--- Required task ---
Take the entries below and reproduce them word for word.

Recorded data

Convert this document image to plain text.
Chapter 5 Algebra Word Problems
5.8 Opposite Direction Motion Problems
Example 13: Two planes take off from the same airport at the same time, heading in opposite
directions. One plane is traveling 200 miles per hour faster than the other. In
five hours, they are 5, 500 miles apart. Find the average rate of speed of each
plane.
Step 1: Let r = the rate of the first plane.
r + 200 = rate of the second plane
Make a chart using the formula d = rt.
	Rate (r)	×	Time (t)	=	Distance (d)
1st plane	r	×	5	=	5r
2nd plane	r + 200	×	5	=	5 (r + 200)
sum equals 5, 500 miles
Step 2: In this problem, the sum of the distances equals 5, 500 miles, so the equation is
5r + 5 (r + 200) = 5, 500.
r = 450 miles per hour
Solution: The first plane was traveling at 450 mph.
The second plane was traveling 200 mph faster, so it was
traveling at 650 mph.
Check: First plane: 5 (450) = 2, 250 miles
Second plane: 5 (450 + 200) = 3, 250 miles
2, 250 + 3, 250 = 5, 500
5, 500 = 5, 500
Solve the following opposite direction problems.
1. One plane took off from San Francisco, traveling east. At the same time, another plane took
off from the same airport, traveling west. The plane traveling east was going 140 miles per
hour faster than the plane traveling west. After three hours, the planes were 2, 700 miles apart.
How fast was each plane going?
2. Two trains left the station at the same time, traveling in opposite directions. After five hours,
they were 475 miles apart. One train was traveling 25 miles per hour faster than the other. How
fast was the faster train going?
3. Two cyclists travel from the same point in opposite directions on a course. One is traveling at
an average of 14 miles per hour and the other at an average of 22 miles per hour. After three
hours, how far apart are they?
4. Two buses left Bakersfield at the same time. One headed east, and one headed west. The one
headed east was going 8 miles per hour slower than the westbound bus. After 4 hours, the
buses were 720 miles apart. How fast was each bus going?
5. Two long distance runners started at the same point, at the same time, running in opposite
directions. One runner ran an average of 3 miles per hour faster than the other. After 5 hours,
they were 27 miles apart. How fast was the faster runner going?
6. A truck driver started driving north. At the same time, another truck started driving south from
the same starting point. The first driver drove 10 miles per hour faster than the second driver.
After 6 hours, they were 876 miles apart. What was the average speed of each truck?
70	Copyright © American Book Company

--- Worked solution ---
Convert this document image to plain text.
Chapter 5 Algebra Word Problems
5.8 Opposite Direction Motion Problems
Example 13: Two planes take off from the same airport at the same time, heading in opposite
directions. One plane is traveling 200 miles per hour faster than the other. In
five hours, they are 5, 500 miles apart. Find the average rate of speed of each
plane.
Step 1: Let r = the rate of the first plane.
r + 200 = rate of the second plane
Make a chart using the formula d = rt.
	Rate (r)	×	Time (t)	=	Distance (d)
1st plane	r	×	5	=	5r
2nd plane	r + 200	×	5	=	5 (r + 200)
sum equals 5, 500 miles
Step 2: In this problem, the sum of the distances equals 5, 500 miles, so the equation is
5r + 5 (r + 200) = 5, 500.
r = 450 miles per hour
Solution: The first plane was traveling at 450 mph.
The second plane was traveling 200 mph faster, so it was
traveling at 650 mph.
Check: First plane: 5 (450) = 2, 250 miles
Second plane: 5 (450 + 200) = 3, 250 miles
2, 250 + 3, 250 = 5, 500
5, 500 = 5, 500
Solve the following opposite direction problems.
1. One plane took off from San Francisco, traveling east. At the same time, another plane took
off from the same airport, traveling west. The plane traveling east was going 140 miles per
hour faster than the plane traveling west. After three hours, the planes were 2, 700 miles apart.
How fast was each plane going?
2. Two trains left the station at the same time, traveling in opposite directions. After five hours,
they were 475 miles apart. One train was traveling 25 miles per hour faster than the other. How
fast was the faster train going?
3. Two cyclists travel from the same point in opposite directions on a course. One is traveling at
an average of 14 miles per hour and the other at an average of 22 miles per hour. After three
hours, how far apart are they?
4. Two buses left Bakersfield at the same time. One headed east, and one headed west. The one
headed east was going 8 miles per hour slower than the westbound bus. After 4 hours, the
buses were 720 miles apart. How fast was each bus going?
5. Two long distance runners started at the same point, at the same time, running in opposite
directions. One runner ran an average of 3 miles per hour faster than the other. After 5 hours,
they were 27 miles apart. How fast was the faster runner going?
6. A truck driver started driving north. At the same time, another truck started driving south from
the same starting point. The first driver drove 10 miles per hour faster than the second driver.
After 6 hours, they were 876 miles apart. What was the average speed of each truck?
70	Copyright © American Book Company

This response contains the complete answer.